What you return should match every record exactly, with the images removed.

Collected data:
'''

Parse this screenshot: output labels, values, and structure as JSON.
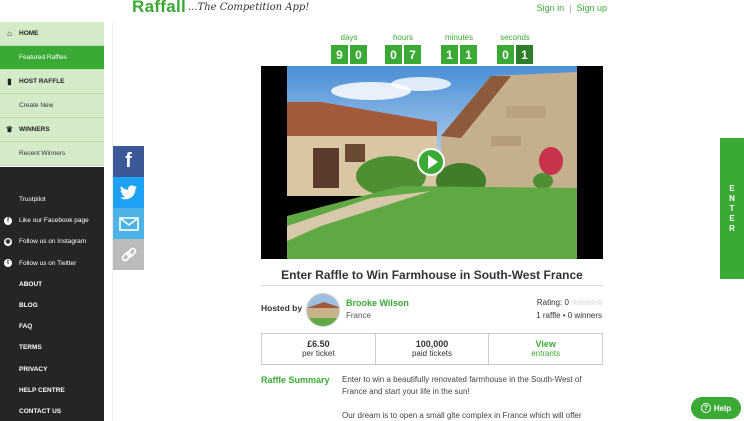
{
  "header": {
    "logo": "Raffall",
    "tagline": "...The Competition App!",
    "sign_in": "Sign in",
    "separator": "|",
    "sign_up": "Sign up"
  },
  "sidebar": {
    "home": "HOME",
    "featured": "Featured Raffles",
    "host": "HOST RAFFLE",
    "create": "Create New",
    "winners": "WINNERS",
    "recent": "Recent Winners",
    "trustpilot": "Trustpilot",
    "facebook": "Like our Facebook page",
    "instagram": "Follow us on Instagram",
    "twitter": "Follow us on Twitter",
    "about": "ABOUT",
    "blog": "BLOG",
    "faq": "FAQ",
    "terms": "TERMS",
    "privacy": "PRIVACY",
    "help_centre": "HELP CENTRE",
    "contact": "CONTACT US"
  },
  "countdown": {
    "days_label": "days",
    "days": [
      "9",
      "0"
    ],
    "hours_label": "hours",
    "hours": [
      "0",
      "7"
    ],
    "minutes_label": "minutes",
    "minutes": [
      "1",
      "1"
    ],
    "seconds_label": "seconds",
    "seconds": [
      "0",
      "1"
    ]
  },
  "raffle": {
    "title": "Enter Raffle to Win Farmhouse in South-West France",
    "hosted_by": "Hosted by",
    "host_name": "Brooke Wilson",
    "host_location": "France",
    "rating": "Rating: 0",
    "raffles_winners": "1 raffle • 0 winners",
    "price": "£6.50",
    "price_sub": "per ticket",
    "tickets": "100,000",
    "tickets_sub": "paid tickets",
    "entrants": "View",
    "entrants_sub": "entrants",
    "summary_label": "Raffle Summary",
    "summary_1": "Enter to win a beautifully renovated farmhouse in the South-West of France and start your life in the sun!",
    "summary_2": "Our dream is to open a small glte complex in France which will offer"
  },
  "enter_tab": [
    "E",
    "N",
    "T",
    "E",
    "R"
  ],
  "help_label": "Help",
  "colors": {
    "brand_green": "#3aaa35",
    "sidebar_light": "#d4ebc9",
    "sidebar_dark": "#252525"
  }
}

'''

* [OUTPUT FOR THIS EXERCISE]:
Parse this screenshot: output labels, values, and structure as JSON.
{
  "header": {
    "logo": "Raffall",
    "tagline": "...The Competition App!",
    "sign_in": "Sign in",
    "separator": "|",
    "sign_up": "Sign up"
  },
  "sidebar": {
    "home": "HOME",
    "featured": "Featured Raffles",
    "host": "HOST RAFFLE",
    "create": "Create New",
    "winners": "WINNERS",
    "recent": "Recent Winners",
    "trustpilot": "Trustpilot",
    "facebook": "Like our Facebook page",
    "instagram": "Follow us on Instagram",
    "twitter": "Follow us on Twitter",
    "about": "ABOUT",
    "blog": "BLOG",
    "faq": "FAQ",
    "terms": "TERMS",
    "privacy": "PRIVACY",
    "help_centre": "HELP CENTRE",
    "contact": "CONTACT US"
  },
  "countdown": {
    "days_label": "days",
    "days": [
      "9",
      "0"
    ],
    "hours_label": "hours",
    "hours": [
      "0",
      "7"
    ],
    "minutes_label": "minutes",
    "minutes": [
      "1",
      "1"
    ],
    "seconds_label": "seconds",
    "seconds": [
      "0",
      "1"
    ]
  },
  "raffle": {
    "title": "Enter Raffle to Win Farmhouse in South-West France",
    "hosted_by": "Hosted by",
    "host_name": "Brooke Wilson",
    "host_location": "France",
    "rating": "Rating: 0",
    "raffles_winners": "1 raffle • 0 winners",
    "price": "£6.50",
    "price_sub": "per ticket",
    "tickets": "100,000",
    "tickets_sub": "paid tickets",
    "entrants": "View",
    "entrants_sub": "entrants",
    "summary_label": "Raffle Summary",
    "summary_1": "Enter to win a beautifully renovated farmhouse in the South-West of France and start your life in the sun!",
    "summary_2": "Our dream is to open a small glte complex in France which will offer"
  },
  "enter_tab": [
    "E",
    "N",
    "T",
    "E",
    "R"
  ],
  "help_label": "Help",
  "colors": {
    "brand_green": "#3aaa35",
    "sidebar_light": "#d4ebc9",
    "sidebar_dark": "#252525"
  }
}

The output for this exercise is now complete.